▶ **GOAL OF THE EXERCISE**: Every record should be copied exactly, except that pictures are to be omitted.

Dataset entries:
— Start —

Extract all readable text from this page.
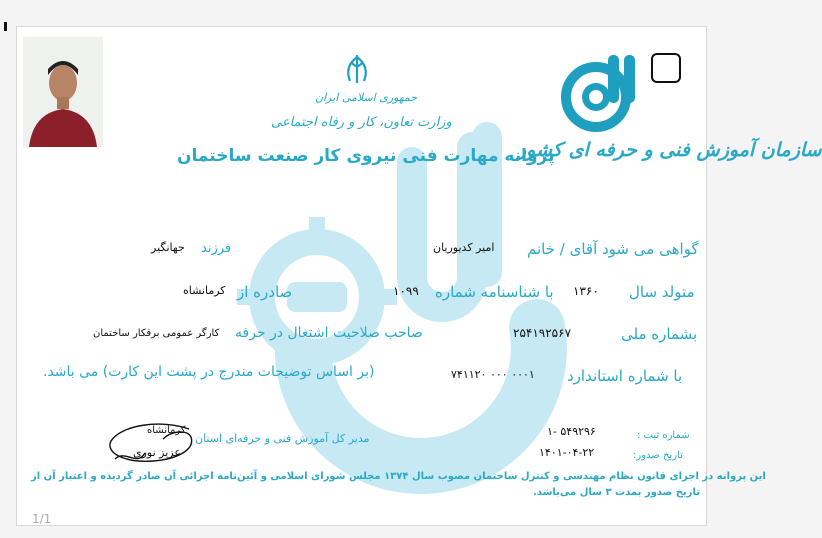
جمهوری اسلامی ایران
وزارت تعاون، کار و رفاه اجتماعی
پروانه مهارت فنی نیروی کار صنعت ساختمان
سازمان آموزش فنی و حرفه ای کشور
گواهی می شود آقای / خانم
امیر کدیوریان
فرزند
جهانگیر
متولد سال
۱۳۶۰
با شناسنامه شماره
۱۰۹۹
صادره از
کرمانشاه
بشماره ملی
۲۵۴۱۹۲۵۶۷
صاحب صلاحیت اشتغال در حرفه
کارگر عمومی برقکار ساختمان
با شماره استاندارد
۰۰۰۱ ۰۰۰ ۷۴۱۱۲۰
(بر اساس توضیحات مندرج در پشت این کارت) می باشد.
شماره ثبت :
۵۴۹۲۹۶ -۱
تاریخ صدور:
۱۴۰۱-۰۴-۲۲
مدیر کل آموزش فنی و حرفه‌ای استان
کرمانشاه
عزیز نوری
این پروانه در اجرای قانون نظام مهندسی و کنترل ساختمان مصوب سال ۱۳۷۴ مجلس شورای اسلامی و آئین‌نامه اجرائی آن صادر گردیده و اعتبار آن از
تاریخ صدور بمدت ۳ سال می‌باشد.
1/1
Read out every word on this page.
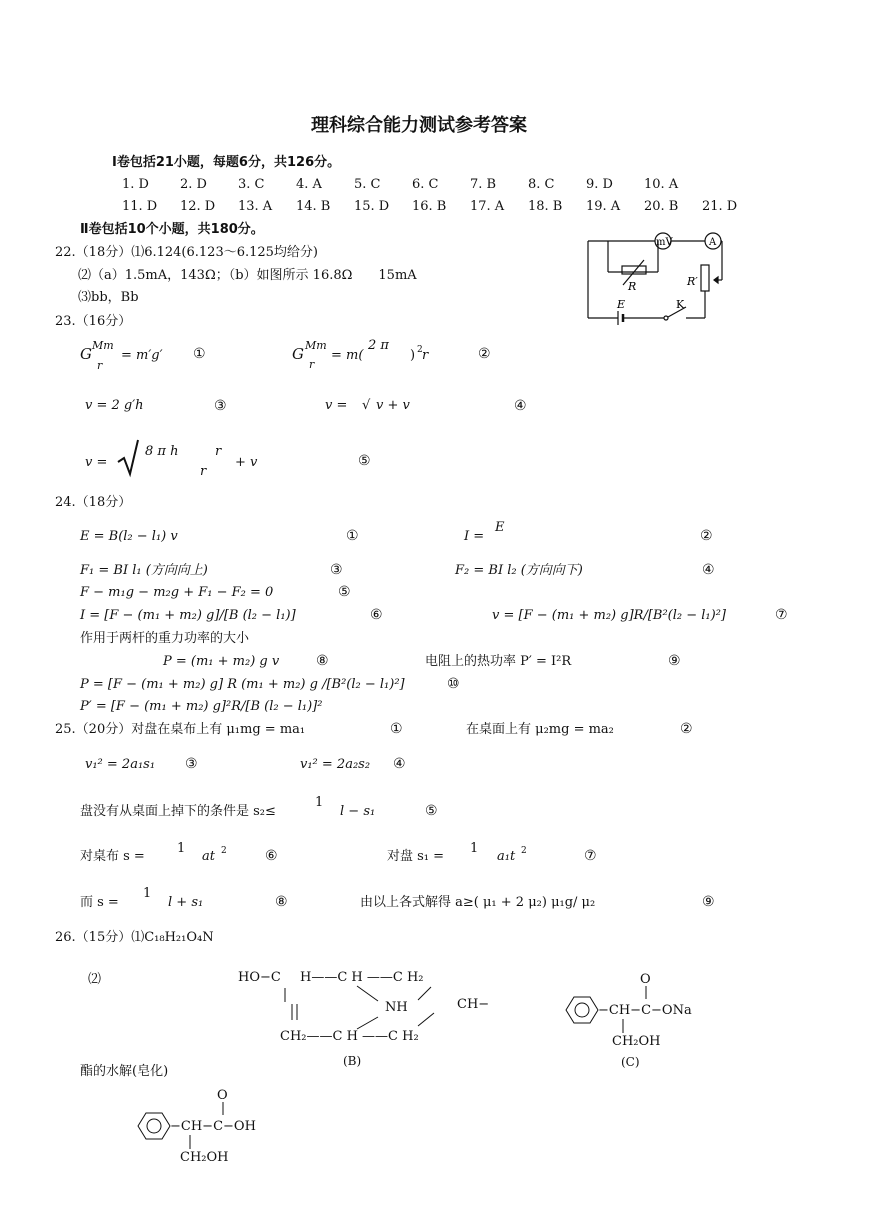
理科综合能力测试参考答案
Ⅰ卷包括21小题，每题6分，共126分。
1. D 2. D 3. C 4. A 5. C 6. C 7. B 8. C 9. D 10. A
11. D 12. D 13. A 14. B 15. D 16. B 17. A 18. B 19. A 20. B 21. D
Ⅱ卷包括10个小题，共180分。
22.（18分）⑴6.124(6.123～6.125均给分)
⑵（a）1.5mA，143Ω；（b）如图所示 16.8Ω　　15mA
⑶bb，Bb
mV	A
R	R′
E	K
23.（16分）
G Mm
r
= m′g′ ①	G Mm
r
= m(
2 π
) 2 r	②
v = 2 g′h	③	v = √ v + v	④
v =
8 π h	r
r
+ v	⑤
24.（18分）
E = B(l₂ − l₁) v	①	I =
E
②
F₁ = BI l₁ (方向向上)	③	F₂ = BI l₂ (方向向下)	④
F − m₁g − m₂g + F₁ − F₂ = 0	⑤
I = [F − (m₁ + m₂) g]/[B (l₂ − l₁)]	⑥	v = [F − (m₁ + m₂) g]R/[B²(l₂ − l₁)²]	⑦
作用于两杆的重力功率的大小
P = (m₁ + m₂) g v	⑧	电阻上的热功率 P′ = I²R	⑨
P = [F − (m₁ + m₂) g] R (m₁ + m₂) g /[B²(l₂ − l₁)²]	⑩
P′ = [F − (m₁ + m₂) g]²R/[B (l₂ − l₁)]²
25.（20分）对盘在桌布上有 μ₁mg = ma₁	①	在桌面上有 μ₂mg = ma₂	②
v₁² = 2a₁s₁ ③	v₁² = 2a₂s₂ ④
盘没有从桌面上掉下的条件是 s₂≤
1
l − s₁	⑤
对桌布 s =
1
at 2	⑥	对盘 s₁ =
1
a₁t 2	⑦
而 s =
1
l + s₁	⑧	由以上各式解得 a≥( μ₁ + 2 μ₂) μ₁g/ μ₂	⑨
26.（15分）⑴C₁₈H₂₁O₄N
⑵	HO−C H——C H ——C H₂
NH	CH−
CH₂——C H ——C H₂
(B)
O
−CH−C−ONa
CH₂OH
(C)
酯的水解(皂化)
O
−CH−C−OH
CH₂OH
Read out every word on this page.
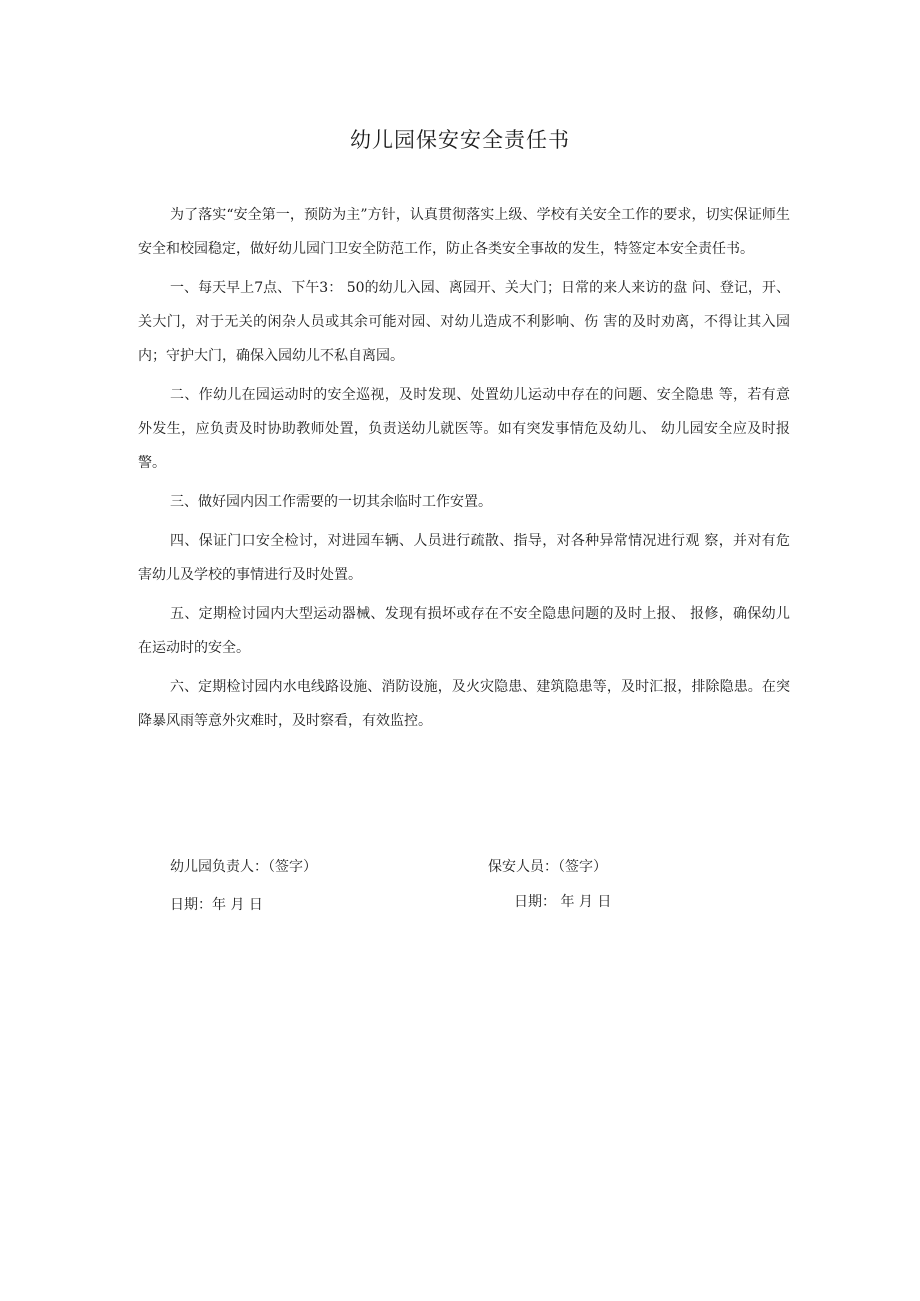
幼儿园保安安全责任书

为了落实“安全第一，预防为主”方针，认真贯彻落实上级、学校有关安全工作的要求，切实保证师生安全和校园稳定，做好幼儿园门卫安全防范工作，防止各类安全事故的发生，特签定本安全责任书。

一、每天早上7点、下午3： 50的幼儿入园、离园开、关大门；日常的来人来访的盘 问、登记，开、关大门，对于无关的闲杂人员或其余可能对园、对幼儿造成不利影响、伤 害的及时劝离，不得让其入园内；守护大门，确保入园幼儿不私自离园。

二、作幼儿在园运动时的安全巡视，及时发现、处置幼儿运动中存在的问题、安全隐患 等，若有意外发生，应负责及时协助教师处置，负责送幼儿就医等。如有突发事情危及幼儿、 幼儿园安全应及时报警。

三、做好园内因工作需要的一切其余临时工作安置。

四、保证门口安全检讨，对进园车辆、人员进行疏散、指导，对各种异常情况进行观 察，并对有危害幼儿及学校的事情进行及时处置。

五、定期检讨园内大型运动器械、发现有损坏或存在不安全隐患问题的及时上报、 报修，确保幼儿在运动时的安全。

六、定期检讨园内水电线路设施、消防设施，及火灾隐患、建筑隐患等，及时汇报，排除隐患。在突降暴风雨等意外灾难时，及时察看，有效监控。

幼儿园负责人：（签字）
日期：年 月 日
保安人员：（签字）
日期： 年 月 日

— End —

▶ **RESPONSE BELOW**:
Extract all readable text from this page.
جمهوری اسلامی ایران
وزارت تعاون، کار و رفاه اجتماعی
پروانه مهارت فنی نیروی کار صنعت ساختمان
سازمان آموزش فنی و حرفه ای کشور
گواهی می شود آقای / خانم
امیر کدیوریان
فرزند
جهانگیر
متولد سال
۱۳۶۰
با شناسنامه شماره
۱۰۹۹
صادره از
کرمانشاه
بشماره ملی
۲۵۴۱۹۲۵۶۷
صاحب صلاحیت اشتغال در حرفه
کارگر عمومی برقکار ساختمان
با شماره استاندارد
۰۰۰۱ ۰۰۰ ۷۴۱۱۲۰
(بر اساس توضیحات مندرج در پشت این کارت) می باشد.
شماره ثبت :
۵۴۹۲۹۶ -۱
تاریخ صدور:
۱۴۰۱-۰۴-۲۲
مدیر کل آموزش فنی و حرفه‌ای استان
کرمانشاه
عزیز نوری
این پروانه در اجرای قانون نظام مهندسی و کنترل ساختمان مصوب سال ۱۳۷۴ مجلس شورای اسلامی و آئین‌نامه اجرائی آن صادر گردیده و اعتبار آن از
تاریخ صدور بمدت ۳ سال می‌باشد.
1/1
Read out every word on this page.
理科综合能力测试参考答案
Ⅰ卷包括21小题，每题6分，共126分。
1. D 2. D 3. C 4. A 5. C 6. C 7. B 8. C 9. D 10. A
11. D 12. D 13. A 14. B 15. D 16. B 17. A 18. B 19. A 20. B 21. D
Ⅱ卷包括10个小题，共180分。
22.（18分）⑴6.124(6.123～6.125均给分)
⑵（a）1.5mA，143Ω；（b）如图所示 16.8Ω　　15mA
⑶bb，Bb
mV	A
R	R′
E	K
23.（16分）
G Mm
r
= m′g′ ①	G Mm
r
= m(
2 π
) 2 r	②
v = 2 g′h	③	v = √ v + v	④
v =
8 π h	r
r
+ v	⑤
24.（18分）
E = B(l₂ − l₁) v	①	I =
E
②
F₁ = BI l₁ (方向向上)	③	F₂ = BI l₂ (方向向下)	④
F − m₁g − m₂g + F₁ − F₂ = 0	⑤
I = [F − (m₁ + m₂) g]/[B (l₂ − l₁)]	⑥	v = [F − (m₁ + m₂) g]R/[B²(l₂ − l₁)²]	⑦
作用于两杆的重力功率的大小
P = (m₁ + m₂) g v	⑧	电阻上的热功率 P′ = I²R	⑨
P = [F − (m₁ + m₂) g] R (m₁ + m₂) g /[B²(l₂ − l₁)²]	⑩
P′ = [F − (m₁ + m₂) g]²R/[B (l₂ − l₁)]²
25.（20分）对盘在桌布上有 μ₁mg = ma₁	①	在桌面上有 μ₂mg = ma₂	②
v₁² = 2a₁s₁ ③	v₁² = 2a₂s₂ ④
盘没有从桌面上掉下的条件是 s₂≤
1
l − s₁	⑤
对桌布 s =
1
at 2	⑥	对盘 s₁ =
1
a₁t 2	⑦
而 s =
1
l + s₁	⑧	由以上各式解得 a≥( μ₁ + 2 μ₂) μ₁g/ μ₂	⑨
26.（15分）⑴C₁₈H₂₁O₄N
⑵	HO−C H——C H ——C H₂
NH	CH−
CH₂——C H ——C H₂
(B)
O
−CH−C−ONa
CH₂OH
(C)
酯的水解(皂化)
O
−CH−C−OH
CH₂OH
Read out every word on this page.
幼儿园保安安全责任书

为了落实“安全第一，预防为主”方针，认真贯彻落实上级、学校有关安全工作的要求，切实保证师生安全和校园稳定，做好幼儿园门卫安全防范工作，防止各类安全事故的发生，特签定本安全责任书。

一、每天早上7点、下午3： 50的幼儿入园、离园开、关大门；日常的来人来访的盘 问、登记，开、关大门，对于无关的闲杂人员或其余可能对园、对幼儿造成不利影响、伤 害的及时劝离，不得让其入园内；守护大门，确保入园幼儿不私自离园。

二、作幼儿在园运动时的安全巡视，及时发现、处置幼儿运动中存在的问题、安全隐患 等，若有意外发生，应负责及时协助教师处置，负责送幼儿就医等。如有突发事情危及幼儿、 幼儿园安全应及时报警。

三、做好园内因工作需要的一切其余临时工作安置。

四、保证门口安全检讨，对进园车辆、人员进行疏散、指导，对各种异常情况进行观 察，并对有危害幼儿及学校的事情进行及时处置。

五、定期检讨园内大型运动器械、发现有损坏或存在不安全隐患问题的及时上报、 报修，确保幼儿在运动时的安全。

六、定期检讨园内水电线路设施、消防设施，及火灾隐患、建筑隐患等，及时汇报，排除隐患。在突降暴风雨等意外灾难时，及时察看，有效监控。

幼儿园负责人：（签字）
日期：年 月 日
保安人员：（签字）
日期： 年 月 日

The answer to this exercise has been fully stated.